__Stated exercise__: Omit images. Retype all entries verbatim.

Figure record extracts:
########################################

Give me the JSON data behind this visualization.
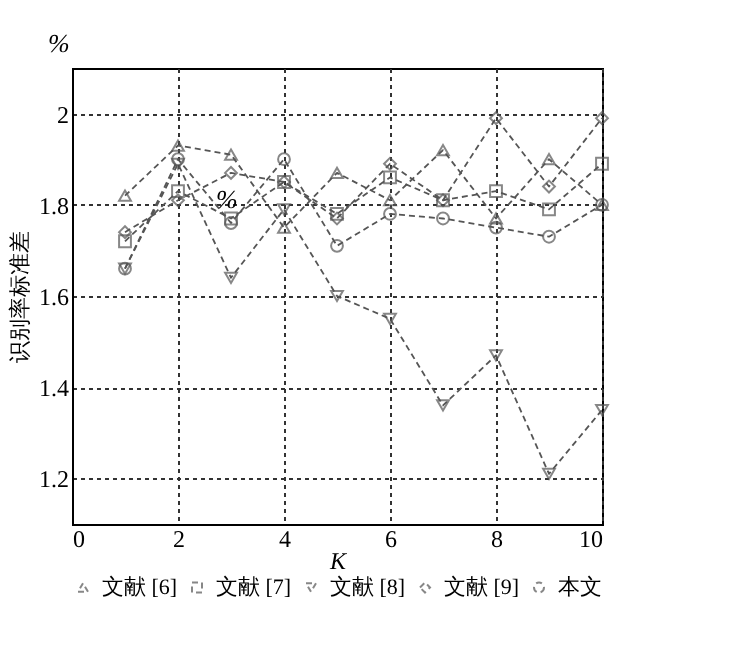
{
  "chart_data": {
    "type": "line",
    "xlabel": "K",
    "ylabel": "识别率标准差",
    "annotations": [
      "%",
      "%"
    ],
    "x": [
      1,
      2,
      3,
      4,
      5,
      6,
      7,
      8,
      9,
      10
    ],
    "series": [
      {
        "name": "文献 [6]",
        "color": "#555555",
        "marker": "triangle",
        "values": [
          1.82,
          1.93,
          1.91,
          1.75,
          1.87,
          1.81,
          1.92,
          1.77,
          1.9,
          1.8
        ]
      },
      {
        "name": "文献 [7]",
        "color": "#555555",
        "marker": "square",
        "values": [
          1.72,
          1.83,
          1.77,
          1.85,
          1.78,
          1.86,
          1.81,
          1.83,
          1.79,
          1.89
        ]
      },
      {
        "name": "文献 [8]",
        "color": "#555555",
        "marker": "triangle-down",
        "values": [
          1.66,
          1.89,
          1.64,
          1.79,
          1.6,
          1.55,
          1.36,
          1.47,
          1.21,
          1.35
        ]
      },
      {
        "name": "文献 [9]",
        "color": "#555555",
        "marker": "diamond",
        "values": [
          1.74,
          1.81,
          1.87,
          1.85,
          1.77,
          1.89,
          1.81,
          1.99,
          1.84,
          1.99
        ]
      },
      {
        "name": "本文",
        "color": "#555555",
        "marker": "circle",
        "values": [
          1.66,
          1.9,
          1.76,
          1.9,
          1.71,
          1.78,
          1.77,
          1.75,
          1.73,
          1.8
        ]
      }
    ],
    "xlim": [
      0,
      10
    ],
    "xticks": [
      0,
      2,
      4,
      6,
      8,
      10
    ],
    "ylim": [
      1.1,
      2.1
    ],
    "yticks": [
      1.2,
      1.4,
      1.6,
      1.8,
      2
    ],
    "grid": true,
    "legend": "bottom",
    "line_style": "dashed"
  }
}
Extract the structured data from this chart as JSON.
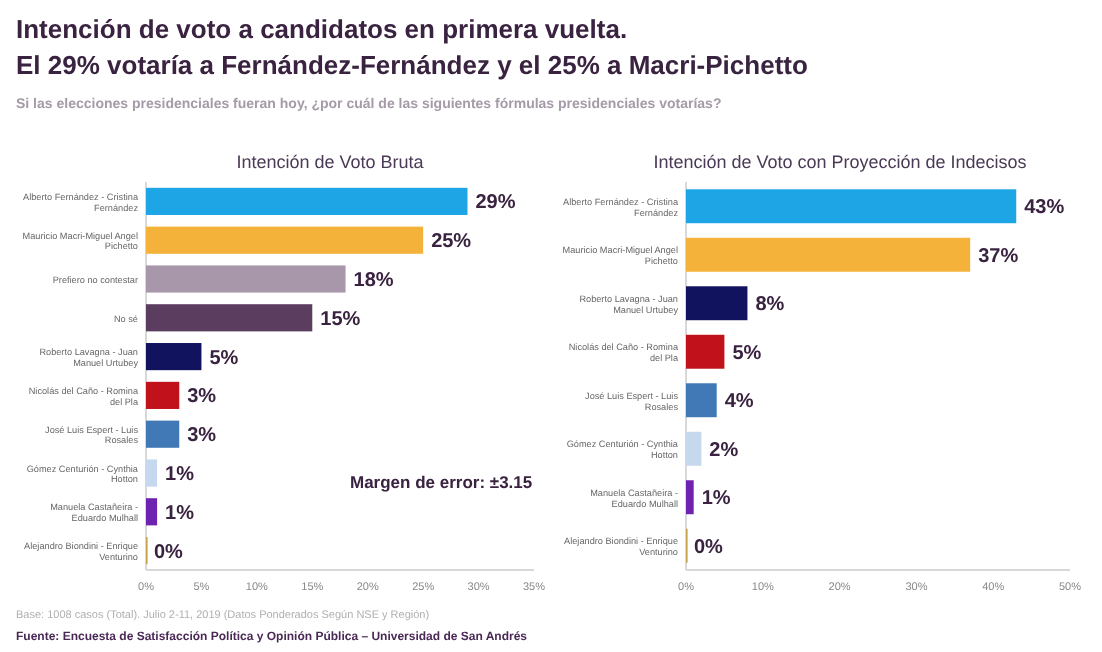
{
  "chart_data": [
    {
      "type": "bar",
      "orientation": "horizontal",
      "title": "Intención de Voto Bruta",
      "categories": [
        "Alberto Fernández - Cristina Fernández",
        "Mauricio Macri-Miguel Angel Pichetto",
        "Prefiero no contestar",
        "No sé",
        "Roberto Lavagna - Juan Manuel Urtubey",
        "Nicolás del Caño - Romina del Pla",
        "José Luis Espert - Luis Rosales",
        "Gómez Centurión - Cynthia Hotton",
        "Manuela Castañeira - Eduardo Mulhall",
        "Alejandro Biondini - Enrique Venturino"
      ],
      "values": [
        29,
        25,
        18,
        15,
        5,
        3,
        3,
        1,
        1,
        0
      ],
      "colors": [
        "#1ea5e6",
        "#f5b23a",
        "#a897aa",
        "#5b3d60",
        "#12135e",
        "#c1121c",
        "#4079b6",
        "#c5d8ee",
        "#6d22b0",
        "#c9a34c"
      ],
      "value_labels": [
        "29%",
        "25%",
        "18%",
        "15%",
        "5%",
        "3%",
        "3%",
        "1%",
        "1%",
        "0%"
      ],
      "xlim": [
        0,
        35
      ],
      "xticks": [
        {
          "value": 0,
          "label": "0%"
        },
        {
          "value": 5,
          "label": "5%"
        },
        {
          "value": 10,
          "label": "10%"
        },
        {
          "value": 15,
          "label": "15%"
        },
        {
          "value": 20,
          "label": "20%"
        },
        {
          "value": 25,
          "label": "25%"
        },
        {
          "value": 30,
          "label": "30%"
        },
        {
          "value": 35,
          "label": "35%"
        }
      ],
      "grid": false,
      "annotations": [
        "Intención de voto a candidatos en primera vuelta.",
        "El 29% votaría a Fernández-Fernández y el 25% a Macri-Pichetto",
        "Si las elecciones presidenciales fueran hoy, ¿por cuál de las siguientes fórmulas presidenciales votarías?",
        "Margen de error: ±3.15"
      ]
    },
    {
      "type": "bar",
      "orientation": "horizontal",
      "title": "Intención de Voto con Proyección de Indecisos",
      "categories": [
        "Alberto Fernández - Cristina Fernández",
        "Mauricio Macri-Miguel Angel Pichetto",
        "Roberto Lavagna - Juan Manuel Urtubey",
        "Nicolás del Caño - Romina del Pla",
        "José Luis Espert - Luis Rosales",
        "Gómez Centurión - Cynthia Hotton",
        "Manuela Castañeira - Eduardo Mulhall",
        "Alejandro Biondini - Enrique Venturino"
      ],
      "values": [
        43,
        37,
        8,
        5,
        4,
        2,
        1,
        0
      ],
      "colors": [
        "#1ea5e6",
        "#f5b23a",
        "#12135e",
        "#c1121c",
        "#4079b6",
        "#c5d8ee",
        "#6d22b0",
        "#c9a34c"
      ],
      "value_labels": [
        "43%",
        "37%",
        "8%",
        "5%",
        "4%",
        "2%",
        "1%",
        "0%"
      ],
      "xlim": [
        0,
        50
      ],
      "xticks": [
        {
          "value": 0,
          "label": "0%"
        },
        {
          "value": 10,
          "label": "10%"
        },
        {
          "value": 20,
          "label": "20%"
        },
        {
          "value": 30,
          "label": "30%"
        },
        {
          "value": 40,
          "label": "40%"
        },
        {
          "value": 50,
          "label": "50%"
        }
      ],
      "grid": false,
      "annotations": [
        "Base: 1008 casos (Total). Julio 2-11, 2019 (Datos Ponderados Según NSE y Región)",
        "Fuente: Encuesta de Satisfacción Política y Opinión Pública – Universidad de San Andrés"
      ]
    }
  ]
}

########################################

__Solved problem__:
Give me the JSON data behind this visualization.
{
  "chart_data": {
    "type": "line",
    "xlabel": "K",
    "ylabel": "识别率标准差",
    "annotations": [
      "%",
      "%"
    ],
    "x": [
      1,
      2,
      3,
      4,
      5,
      6,
      7,
      8,
      9,
      10
    ],
    "series": [
      {
        "name": "文献 [6]",
        "color": "#555555",
        "marker": "triangle",
        "values": [
          1.82,
          1.93,
          1.91,
          1.75,
          1.87,
          1.81,
          1.92,
          1.77,
          1.9,
          1.8
        ]
      },
      {
        "name": "文献 [7]",
        "color": "#555555",
        "marker": "square",
        "values": [
          1.72,
          1.83,
          1.77,
          1.85,
          1.78,
          1.86,
          1.81,
          1.83,
          1.79,
          1.89
        ]
      },
      {
        "name": "文献 [8]",
        "color": "#555555",
        "marker": "triangle-down",
        "values": [
          1.66,
          1.89,
          1.64,
          1.79,
          1.6,
          1.55,
          1.36,
          1.47,
          1.21,
          1.35
        ]
      },
      {
        "name": "文献 [9]",
        "color": "#555555",
        "marker": "diamond",
        "values": [
          1.74,
          1.81,
          1.87,
          1.85,
          1.77,
          1.89,
          1.81,
          1.99,
          1.84,
          1.99
        ]
      },
      {
        "name": "本文",
        "color": "#555555",
        "marker": "circle",
        "values": [
          1.66,
          1.9,
          1.76,
          1.9,
          1.71,
          1.78,
          1.77,
          1.75,
          1.73,
          1.8
        ]
      }
    ],
    "xlim": [
      0,
      10
    ],
    "xticks": [
      0,
      2,
      4,
      6,
      8,
      10
    ],
    "ylim": [
      1.1,
      2.1
    ],
    "yticks": [
      1.2,
      1.4,
      1.6,
      1.8,
      2
    ],
    "grid": true,
    "legend": "bottom",
    "line_style": "dashed"
  }
}
Extract the structured data from this chart as JSON.
{
  "chart_data": [
    {
      "type": "bar",
      "orientation": "horizontal",
      "title": "Intención de Voto Bruta",
      "categories": [
        "Alberto Fernández - Cristina Fernández",
        "Mauricio Macri-Miguel Angel Pichetto",
        "Prefiero no contestar",
        "No sé",
        "Roberto Lavagna - Juan Manuel Urtubey",
        "Nicolás del Caño - Romina del Pla",
        "José Luis Espert - Luis Rosales",
        "Gómez Centurión - Cynthia Hotton",
        "Manuela Castañeira - Eduardo Mulhall",
        "Alejandro Biondini - Enrique Venturino"
      ],
      "values": [
        29,
        25,
        18,
        15,
        5,
        3,
        3,
        1,
        1,
        0
      ],
      "colors": [
        "#1ea5e6",
        "#f5b23a",
        "#a897aa",
        "#5b3d60",
        "#12135e",
        "#c1121c",
        "#4079b6",
        "#c5d8ee",
        "#6d22b0",
        "#c9a34c"
      ],
      "value_labels": [
        "29%",
        "25%",
        "18%",
        "15%",
        "5%",
        "3%",
        "3%",
        "1%",
        "1%",
        "0%"
      ],
      "xlim": [
        0,
        35
      ],
      "xticks": [
        {
          "value": 0,
          "label": "0%"
        },
        {
          "value": 5,
          "label": "5%"
        },
        {
          "value": 10,
          "label": "10%"
        },
        {
          "value": 15,
          "label": "15%"
        },
        {
          "value": 20,
          "label": "20%"
        },
        {
          "value": 25,
          "label": "25%"
        },
        {
          "value": 30,
          "label": "30%"
        },
        {
          "value": 35,
          "label": "35%"
        }
      ],
      "grid": false,
      "annotations": [
        "Intención de voto a candidatos en primera vuelta.",
        "El 29% votaría a Fernández-Fernández y el 25% a Macri-Pichetto",
        "Si las elecciones presidenciales fueran hoy, ¿por cuál de las siguientes fórmulas presidenciales votarías?",
        "Margen de error: ±3.15"
      ]
    },
    {
      "type": "bar",
      "orientation": "horizontal",
      "title": "Intención de Voto con Proyección de Indecisos",
      "categories": [
        "Alberto Fernández - Cristina Fernández",
        "Mauricio Macri-Miguel Angel Pichetto",
        "Roberto Lavagna - Juan Manuel Urtubey",
        "Nicolás del Caño - Romina del Pla",
        "José Luis Espert - Luis Rosales",
        "Gómez Centurión - Cynthia Hotton",
        "Manuela Castañeira - Eduardo Mulhall",
        "Alejandro Biondini - Enrique Venturino"
      ],
      "values": [
        43,
        37,
        8,
        5,
        4,
        2,
        1,
        0
      ],
      "colors": [
        "#1ea5e6",
        "#f5b23a",
        "#12135e",
        "#c1121c",
        "#4079b6",
        "#c5d8ee",
        "#6d22b0",
        "#c9a34c"
      ],
      "value_labels": [
        "43%",
        "37%",
        "8%",
        "5%",
        "4%",
        "2%",
        "1%",
        "0%"
      ],
      "xlim": [
        0,
        50
      ],
      "xticks": [
        {
          "value": 0,
          "label": "0%"
        },
        {
          "value": 10,
          "label": "10%"
        },
        {
          "value": 20,
          "label": "20%"
        },
        {
          "value": 30,
          "label": "30%"
        },
        {
          "value": 40,
          "label": "40%"
        },
        {
          "value": 50,
          "label": "50%"
        }
      ],
      "grid": false,
      "annotations": [
        "Base: 1008 casos (Total). Julio 2-11, 2019 (Datos Ponderados Según NSE y Región)",
        "Fuente: Encuesta de Satisfacción Política y Opinión Pública – Universidad de San Andrés"
      ]
    }
  ]
}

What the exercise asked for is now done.